古村治彦です。

 

 2016年の米大統領選挙で民主党の一部から大反発を受け、結局、本選挙でもドナルド・トランプに敗れたヒラリー・クリントンですが、リベラル派であるはずの彼女らしからぬ発言がアメリカで注目を浴びました(少しですが)。

 

 イギリスの高級紙『ザ・ガーディアン』紙とのインタヴューに応じ(インタヴューが行われたのはアメリカ国内)、その中で、ヨーロッパ各国はそろそろ移民流入を止めるべきだ、そうしないと各国のポピュリズム、反移民を掲げる政党がますます台頭して、国内政治を混乱させ続けるし、テロリズムの脅威も増えるという発言を行いました。リベラル派なら、自分の国が大変な状況で出てこざるを得なかった難民の皆さん、大変ですね、いらっしゃい、と言いそうなものですが、それを制限すべきと発言しました。

 

 ヒラリーがどうしてこのような発言をしたのか、いくつかの解釈が出来ると思います。ヒラリーは2020年の米大統領選挙への再出馬を考えているのではないかという報道がアメリカではなされています。まだ諦めていない、ということです。そのために、移民を制限すべき、という発言をして、移民に対して否定的な世論に迎合しているという考えが出来ます。しかし、こんなことをしても、2016年にヒラリーに投票しなかった人たちが、ヒラリーも考えを変えたか、立派立派と彼女に投票するはずもなく、また、リベラル派の重要な主張でもある移民について否定的な考えを示したことで、民主党内での支持を失うということまで考えられます。

### 取り組む課題
• a. ヒラリーの移民発言についての文章に登場する人名を、すべてフルネームで挙げよ。
• b. ヒラリーの移民発言についての文章を、最後の文の後から書き継げ。

### 一覧
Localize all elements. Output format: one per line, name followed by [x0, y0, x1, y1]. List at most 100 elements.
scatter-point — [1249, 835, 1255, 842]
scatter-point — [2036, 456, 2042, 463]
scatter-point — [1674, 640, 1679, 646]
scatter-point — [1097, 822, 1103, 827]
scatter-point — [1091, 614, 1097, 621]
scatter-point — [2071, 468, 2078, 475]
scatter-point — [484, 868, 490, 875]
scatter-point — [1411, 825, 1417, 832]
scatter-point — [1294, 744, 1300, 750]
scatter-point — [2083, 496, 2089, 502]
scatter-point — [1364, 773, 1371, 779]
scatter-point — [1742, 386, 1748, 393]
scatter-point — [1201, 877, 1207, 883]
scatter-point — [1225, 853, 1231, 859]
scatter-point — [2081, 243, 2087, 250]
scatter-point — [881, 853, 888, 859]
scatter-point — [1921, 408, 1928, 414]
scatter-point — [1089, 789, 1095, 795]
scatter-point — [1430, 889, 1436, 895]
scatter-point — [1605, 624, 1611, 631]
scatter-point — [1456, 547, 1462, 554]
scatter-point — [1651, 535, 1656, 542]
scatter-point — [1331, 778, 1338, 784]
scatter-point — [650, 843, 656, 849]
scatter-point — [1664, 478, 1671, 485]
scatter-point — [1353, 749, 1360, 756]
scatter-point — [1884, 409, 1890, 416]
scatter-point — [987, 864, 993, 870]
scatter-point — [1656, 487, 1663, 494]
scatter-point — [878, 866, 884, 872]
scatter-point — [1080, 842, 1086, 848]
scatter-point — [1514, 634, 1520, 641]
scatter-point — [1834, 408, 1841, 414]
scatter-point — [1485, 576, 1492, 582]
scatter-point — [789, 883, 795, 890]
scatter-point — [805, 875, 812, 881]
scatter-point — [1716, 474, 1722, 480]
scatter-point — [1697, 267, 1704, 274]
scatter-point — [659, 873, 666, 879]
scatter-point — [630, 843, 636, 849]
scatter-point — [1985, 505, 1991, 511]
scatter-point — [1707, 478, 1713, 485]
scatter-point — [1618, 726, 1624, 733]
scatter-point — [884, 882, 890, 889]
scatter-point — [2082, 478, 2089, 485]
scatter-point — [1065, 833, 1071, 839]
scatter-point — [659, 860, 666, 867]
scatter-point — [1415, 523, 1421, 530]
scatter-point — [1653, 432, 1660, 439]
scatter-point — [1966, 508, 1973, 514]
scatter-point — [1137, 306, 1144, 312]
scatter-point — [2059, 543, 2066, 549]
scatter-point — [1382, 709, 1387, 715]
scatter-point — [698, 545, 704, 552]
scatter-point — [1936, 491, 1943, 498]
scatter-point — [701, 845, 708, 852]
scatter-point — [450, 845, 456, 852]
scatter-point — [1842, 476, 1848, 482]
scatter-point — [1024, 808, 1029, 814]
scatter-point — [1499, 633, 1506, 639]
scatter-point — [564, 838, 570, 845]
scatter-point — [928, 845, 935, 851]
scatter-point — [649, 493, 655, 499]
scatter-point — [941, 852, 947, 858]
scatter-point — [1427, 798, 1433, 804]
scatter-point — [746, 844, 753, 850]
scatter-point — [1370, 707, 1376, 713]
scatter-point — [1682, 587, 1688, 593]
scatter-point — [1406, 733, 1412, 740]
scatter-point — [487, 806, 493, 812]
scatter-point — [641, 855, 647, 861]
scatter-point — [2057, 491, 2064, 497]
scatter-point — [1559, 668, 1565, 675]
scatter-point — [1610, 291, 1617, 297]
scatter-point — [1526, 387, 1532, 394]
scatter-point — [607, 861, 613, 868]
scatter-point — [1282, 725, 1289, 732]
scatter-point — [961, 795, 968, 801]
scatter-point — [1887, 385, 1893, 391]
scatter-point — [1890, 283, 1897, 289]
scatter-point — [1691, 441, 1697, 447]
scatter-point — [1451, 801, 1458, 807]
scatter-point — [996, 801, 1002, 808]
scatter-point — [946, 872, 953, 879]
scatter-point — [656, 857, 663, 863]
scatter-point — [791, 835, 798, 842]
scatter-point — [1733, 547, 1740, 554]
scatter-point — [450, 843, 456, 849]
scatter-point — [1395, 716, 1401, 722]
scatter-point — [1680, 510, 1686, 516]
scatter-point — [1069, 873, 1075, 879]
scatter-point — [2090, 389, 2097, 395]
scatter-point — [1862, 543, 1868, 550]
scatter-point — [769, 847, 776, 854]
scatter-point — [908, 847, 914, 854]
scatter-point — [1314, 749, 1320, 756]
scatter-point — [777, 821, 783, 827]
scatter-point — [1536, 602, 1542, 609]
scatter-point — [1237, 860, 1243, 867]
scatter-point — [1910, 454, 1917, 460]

### 課題別の解答
• a. 古村治彦、ヒラリー・クリントン、ドナルド・トランプ

• b.
ヒラリーが本気で、移民制限を主張することで大統領選挙で勝利したいと考えているのなら、政治センスがない、世論の風向きを読めないということで、どんなに頭が良くても、一国の指導者には向かないということになります。「トランプや、私の夫ビルのようにアホで何も考えていないのに大統領になれて、あんなあほな男たちよりもずっと頭が良くて、人格も立派な自分が大統領になれないのはおかしい、女性差別だ」とヒラリー考えているかもしれませんが、この場合、ヒラリーに政治家としてのセンスと能力が欠如していることが問題であるということになります。

 

 また、民主党の内部闘争に目を向ければ、バラク・オバマ前大統領、露骨に言えばミシェル・オバマ夫人の影響力が増大し(次の大統領選挙の民主党候補者にはオバマの支持がある人が良いと考える人が増えつつある)、2016年の大統領選挙で、民主党予備選挙でヒラリーを追い詰めたバーニー・サンダース連邦上院議員をはじめとする、民主社会主義者の勢力も伸びています。民主社会主義者たちは、移民問題について寛容な立場を採ります。これに対して、ヒラリーは自分が「現実主義的な」リベラルであるとアピールして、民主党内での影響力を保持しようと考えているという解釈もできます。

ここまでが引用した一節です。